[Extracted text]
- Illinois state flag
- Active: August 10, 1861, to December 23, 1864
- Country: United States
- Allegiance: Union
- Branch: Infantry
- Engagements: Battle of Shiloh; Siege of Vicksburg; Battle of Pleasant Hill; March to the Sea;

= 41st Illinois Infantry Regiment =

The 41st Regiment Illinois Volunteer Infantry was an infantry regiment that served in the Union Army during the American Civil War.

==Service==
The 41st Illinois Infantry was organized at Decatur, Illinois and mustered into Federal service on August 5, 1861.

The regiment as a whole saw action with the Army of the Tennessee at Fort Donelson, Shiloh, Corinth, Hatchie's Bridge, Vicksburg and Meridian.

In March, 1864 the veterans of the regiment went on furlough and the newly recruited members of the regiment joined Nathanial Banks' Army of the Gulf. This non-veteran detachment fought at Fort DeRussy, Pleasant Hill, Mansura and Tupelo.

[Study questions]
• a. Reproduce the passage of the 41st Illinois Infantry article starting at "The 41st Regiment" and ending at "August 5, 1861.".
• b. Carry on the article about the 41st Illinois Infantry Regiment from the point where it stops.

[Source data]
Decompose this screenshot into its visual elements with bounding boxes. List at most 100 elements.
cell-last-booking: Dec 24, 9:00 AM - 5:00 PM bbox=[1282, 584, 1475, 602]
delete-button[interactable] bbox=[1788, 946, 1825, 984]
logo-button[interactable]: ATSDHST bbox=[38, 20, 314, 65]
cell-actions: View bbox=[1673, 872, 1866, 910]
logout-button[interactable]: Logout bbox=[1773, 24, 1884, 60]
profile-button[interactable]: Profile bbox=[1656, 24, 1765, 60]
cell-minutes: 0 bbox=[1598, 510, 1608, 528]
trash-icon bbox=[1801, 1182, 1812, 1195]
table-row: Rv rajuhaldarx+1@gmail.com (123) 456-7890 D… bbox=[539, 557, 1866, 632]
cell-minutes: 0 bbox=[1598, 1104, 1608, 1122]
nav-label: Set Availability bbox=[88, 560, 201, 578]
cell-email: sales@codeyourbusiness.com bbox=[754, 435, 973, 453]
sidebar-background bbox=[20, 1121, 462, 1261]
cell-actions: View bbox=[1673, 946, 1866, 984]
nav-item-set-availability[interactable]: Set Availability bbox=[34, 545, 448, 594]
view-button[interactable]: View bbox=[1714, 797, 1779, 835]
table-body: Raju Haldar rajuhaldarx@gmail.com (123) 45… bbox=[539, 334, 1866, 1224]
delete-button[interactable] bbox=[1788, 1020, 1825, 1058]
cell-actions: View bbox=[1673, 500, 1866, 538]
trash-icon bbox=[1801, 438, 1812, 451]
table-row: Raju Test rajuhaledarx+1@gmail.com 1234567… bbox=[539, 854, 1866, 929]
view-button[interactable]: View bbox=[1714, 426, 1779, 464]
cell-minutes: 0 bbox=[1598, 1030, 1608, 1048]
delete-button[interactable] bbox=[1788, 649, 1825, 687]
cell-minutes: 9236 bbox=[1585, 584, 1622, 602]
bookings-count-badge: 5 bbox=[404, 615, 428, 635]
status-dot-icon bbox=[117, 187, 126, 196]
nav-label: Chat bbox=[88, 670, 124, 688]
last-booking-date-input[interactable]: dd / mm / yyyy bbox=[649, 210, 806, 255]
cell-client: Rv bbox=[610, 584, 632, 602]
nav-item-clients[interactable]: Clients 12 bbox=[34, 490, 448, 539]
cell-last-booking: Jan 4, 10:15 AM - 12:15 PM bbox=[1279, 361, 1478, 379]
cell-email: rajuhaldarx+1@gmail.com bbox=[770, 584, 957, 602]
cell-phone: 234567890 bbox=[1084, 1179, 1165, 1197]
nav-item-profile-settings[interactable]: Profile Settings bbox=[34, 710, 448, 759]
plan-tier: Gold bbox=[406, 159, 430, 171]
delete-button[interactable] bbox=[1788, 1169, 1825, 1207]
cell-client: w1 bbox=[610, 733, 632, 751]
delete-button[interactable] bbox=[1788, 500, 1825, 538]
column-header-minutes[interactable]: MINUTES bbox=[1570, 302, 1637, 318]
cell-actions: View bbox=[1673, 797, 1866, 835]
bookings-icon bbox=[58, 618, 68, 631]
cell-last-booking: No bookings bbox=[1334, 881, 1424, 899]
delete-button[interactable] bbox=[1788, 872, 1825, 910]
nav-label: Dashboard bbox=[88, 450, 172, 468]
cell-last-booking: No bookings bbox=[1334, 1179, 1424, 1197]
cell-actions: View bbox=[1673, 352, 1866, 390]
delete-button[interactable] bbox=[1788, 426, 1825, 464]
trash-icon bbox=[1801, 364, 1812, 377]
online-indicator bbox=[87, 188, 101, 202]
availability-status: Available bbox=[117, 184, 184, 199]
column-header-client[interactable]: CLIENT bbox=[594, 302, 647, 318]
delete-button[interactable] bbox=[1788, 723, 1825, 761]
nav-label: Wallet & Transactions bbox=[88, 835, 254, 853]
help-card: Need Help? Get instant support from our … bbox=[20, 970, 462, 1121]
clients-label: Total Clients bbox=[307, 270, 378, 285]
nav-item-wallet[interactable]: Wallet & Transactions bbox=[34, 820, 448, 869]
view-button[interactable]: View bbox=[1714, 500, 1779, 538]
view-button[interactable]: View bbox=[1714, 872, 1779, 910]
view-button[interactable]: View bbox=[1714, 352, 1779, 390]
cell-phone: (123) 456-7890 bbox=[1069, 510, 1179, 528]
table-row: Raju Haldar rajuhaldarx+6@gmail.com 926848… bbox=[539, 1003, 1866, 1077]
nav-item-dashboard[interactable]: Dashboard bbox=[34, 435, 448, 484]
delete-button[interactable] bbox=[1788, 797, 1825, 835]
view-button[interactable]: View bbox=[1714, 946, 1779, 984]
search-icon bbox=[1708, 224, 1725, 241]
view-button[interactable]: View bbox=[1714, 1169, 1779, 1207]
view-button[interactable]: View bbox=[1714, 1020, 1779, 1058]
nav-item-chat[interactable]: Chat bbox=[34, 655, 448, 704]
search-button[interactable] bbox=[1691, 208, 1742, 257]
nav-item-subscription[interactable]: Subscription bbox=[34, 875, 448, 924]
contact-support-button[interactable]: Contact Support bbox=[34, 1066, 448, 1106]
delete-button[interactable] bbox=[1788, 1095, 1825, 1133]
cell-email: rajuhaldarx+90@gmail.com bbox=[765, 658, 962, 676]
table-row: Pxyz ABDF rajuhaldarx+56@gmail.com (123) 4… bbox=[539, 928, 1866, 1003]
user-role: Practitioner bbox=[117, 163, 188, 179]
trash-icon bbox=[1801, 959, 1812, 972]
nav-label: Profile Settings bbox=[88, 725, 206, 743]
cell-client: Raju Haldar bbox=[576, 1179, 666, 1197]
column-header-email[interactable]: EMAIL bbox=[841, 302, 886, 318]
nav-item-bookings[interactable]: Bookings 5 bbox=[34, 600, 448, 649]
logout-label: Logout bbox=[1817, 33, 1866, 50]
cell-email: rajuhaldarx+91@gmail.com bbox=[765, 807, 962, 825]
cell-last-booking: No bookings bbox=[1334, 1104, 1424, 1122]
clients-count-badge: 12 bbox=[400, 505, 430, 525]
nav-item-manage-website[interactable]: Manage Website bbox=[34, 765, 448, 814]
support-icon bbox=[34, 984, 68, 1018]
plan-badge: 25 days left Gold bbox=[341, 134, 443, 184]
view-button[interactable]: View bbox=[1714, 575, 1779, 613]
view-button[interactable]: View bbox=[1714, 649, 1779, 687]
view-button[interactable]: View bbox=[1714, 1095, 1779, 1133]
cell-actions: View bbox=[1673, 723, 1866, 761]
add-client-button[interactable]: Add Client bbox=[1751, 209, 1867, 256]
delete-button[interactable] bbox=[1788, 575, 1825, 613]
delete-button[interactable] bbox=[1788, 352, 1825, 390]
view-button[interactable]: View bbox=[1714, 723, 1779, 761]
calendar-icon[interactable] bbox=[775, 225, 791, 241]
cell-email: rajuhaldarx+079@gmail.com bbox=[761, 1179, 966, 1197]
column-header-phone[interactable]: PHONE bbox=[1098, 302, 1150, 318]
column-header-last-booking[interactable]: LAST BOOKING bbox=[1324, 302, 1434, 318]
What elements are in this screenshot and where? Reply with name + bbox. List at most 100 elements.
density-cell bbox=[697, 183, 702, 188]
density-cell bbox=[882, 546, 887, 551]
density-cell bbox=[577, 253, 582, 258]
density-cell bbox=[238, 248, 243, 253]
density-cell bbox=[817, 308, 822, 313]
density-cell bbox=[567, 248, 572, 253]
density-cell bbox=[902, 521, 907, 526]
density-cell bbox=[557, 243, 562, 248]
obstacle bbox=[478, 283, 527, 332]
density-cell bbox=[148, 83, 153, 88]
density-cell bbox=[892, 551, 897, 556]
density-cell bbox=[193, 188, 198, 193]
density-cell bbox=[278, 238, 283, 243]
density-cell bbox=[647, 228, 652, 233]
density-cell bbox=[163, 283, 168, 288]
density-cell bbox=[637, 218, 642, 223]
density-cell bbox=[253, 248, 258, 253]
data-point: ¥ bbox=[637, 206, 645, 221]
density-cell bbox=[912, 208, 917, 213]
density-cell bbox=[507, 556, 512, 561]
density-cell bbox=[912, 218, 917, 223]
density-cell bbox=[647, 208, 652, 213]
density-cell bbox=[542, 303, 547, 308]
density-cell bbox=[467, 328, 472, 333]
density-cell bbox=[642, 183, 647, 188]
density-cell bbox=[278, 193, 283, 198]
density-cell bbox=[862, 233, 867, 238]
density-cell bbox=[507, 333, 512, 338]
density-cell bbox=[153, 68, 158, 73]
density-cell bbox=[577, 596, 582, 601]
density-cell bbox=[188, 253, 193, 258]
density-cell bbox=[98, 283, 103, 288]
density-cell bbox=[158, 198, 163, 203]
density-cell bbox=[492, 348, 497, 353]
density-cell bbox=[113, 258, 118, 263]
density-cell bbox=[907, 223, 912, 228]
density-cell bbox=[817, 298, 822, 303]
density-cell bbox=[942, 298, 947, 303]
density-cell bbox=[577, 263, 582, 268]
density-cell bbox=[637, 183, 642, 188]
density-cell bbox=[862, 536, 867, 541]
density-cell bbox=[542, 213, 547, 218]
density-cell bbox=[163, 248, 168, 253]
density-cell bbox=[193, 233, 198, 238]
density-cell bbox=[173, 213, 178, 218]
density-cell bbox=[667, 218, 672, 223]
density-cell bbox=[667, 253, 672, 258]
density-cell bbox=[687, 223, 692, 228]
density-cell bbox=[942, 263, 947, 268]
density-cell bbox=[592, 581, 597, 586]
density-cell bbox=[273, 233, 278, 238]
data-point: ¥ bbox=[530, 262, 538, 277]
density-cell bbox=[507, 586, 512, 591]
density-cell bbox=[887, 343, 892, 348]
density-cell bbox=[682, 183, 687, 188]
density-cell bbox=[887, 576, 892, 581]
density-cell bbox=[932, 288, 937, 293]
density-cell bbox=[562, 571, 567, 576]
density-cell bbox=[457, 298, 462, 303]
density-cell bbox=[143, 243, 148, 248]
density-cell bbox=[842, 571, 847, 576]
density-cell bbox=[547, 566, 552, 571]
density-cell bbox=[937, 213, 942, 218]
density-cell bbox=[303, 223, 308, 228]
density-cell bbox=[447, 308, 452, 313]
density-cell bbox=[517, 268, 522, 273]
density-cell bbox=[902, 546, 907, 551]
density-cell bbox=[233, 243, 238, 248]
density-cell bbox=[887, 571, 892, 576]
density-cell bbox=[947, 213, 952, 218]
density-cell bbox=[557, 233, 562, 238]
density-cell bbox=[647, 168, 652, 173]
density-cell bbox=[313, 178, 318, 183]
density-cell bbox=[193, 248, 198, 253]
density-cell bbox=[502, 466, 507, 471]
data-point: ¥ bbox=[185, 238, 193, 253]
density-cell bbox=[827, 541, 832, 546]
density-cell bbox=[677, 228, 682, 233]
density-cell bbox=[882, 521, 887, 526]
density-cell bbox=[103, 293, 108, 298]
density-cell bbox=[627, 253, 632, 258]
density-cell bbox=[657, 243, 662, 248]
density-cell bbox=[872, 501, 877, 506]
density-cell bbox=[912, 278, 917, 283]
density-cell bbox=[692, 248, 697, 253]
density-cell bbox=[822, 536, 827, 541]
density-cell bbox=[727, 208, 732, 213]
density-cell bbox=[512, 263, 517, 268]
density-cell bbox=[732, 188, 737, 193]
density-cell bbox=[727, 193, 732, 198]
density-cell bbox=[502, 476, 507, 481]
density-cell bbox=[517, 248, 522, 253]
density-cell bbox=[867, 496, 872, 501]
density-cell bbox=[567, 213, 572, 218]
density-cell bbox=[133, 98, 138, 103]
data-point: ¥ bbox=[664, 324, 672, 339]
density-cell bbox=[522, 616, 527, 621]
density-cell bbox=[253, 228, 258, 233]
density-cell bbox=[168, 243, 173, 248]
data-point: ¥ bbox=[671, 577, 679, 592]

[Answers to the problems]
• a.
The 41st Regiment Illinois Volunteer Infantry was an infantry regiment that served in the Union Army during the American Civil War.

==Service==
The 41st Illinois Infantry was organized at Decatur, Illinois and mustered into Federal service on August 5, 1861.

• b.
The veterans did not rejoin the regiment after their furlough but instead formed a "Veteran's Battalion" and rejoined the Army of the Tennessee in Georgia. They were assigned to guard duty along the railroad near Big Shanty, Marietta and Kenesaw Mountain. Then moved with the army during the March to the Sea and siege of Savannah, Georgia.

The regiment was consolidated with the 53rd Illinois Volunteer Infantry Regiment on December 23, 1864.

==Total strength and casualties==
The regiment suffered 8 officers and 107 enlisted men who were killed in action or mortally wounded and 3 officers and 107 enlisted men who died of disease, for a total of 225 fatalities.

==Commanders==
- Colonel Isaac C. Pugh - mustered out with the regiment.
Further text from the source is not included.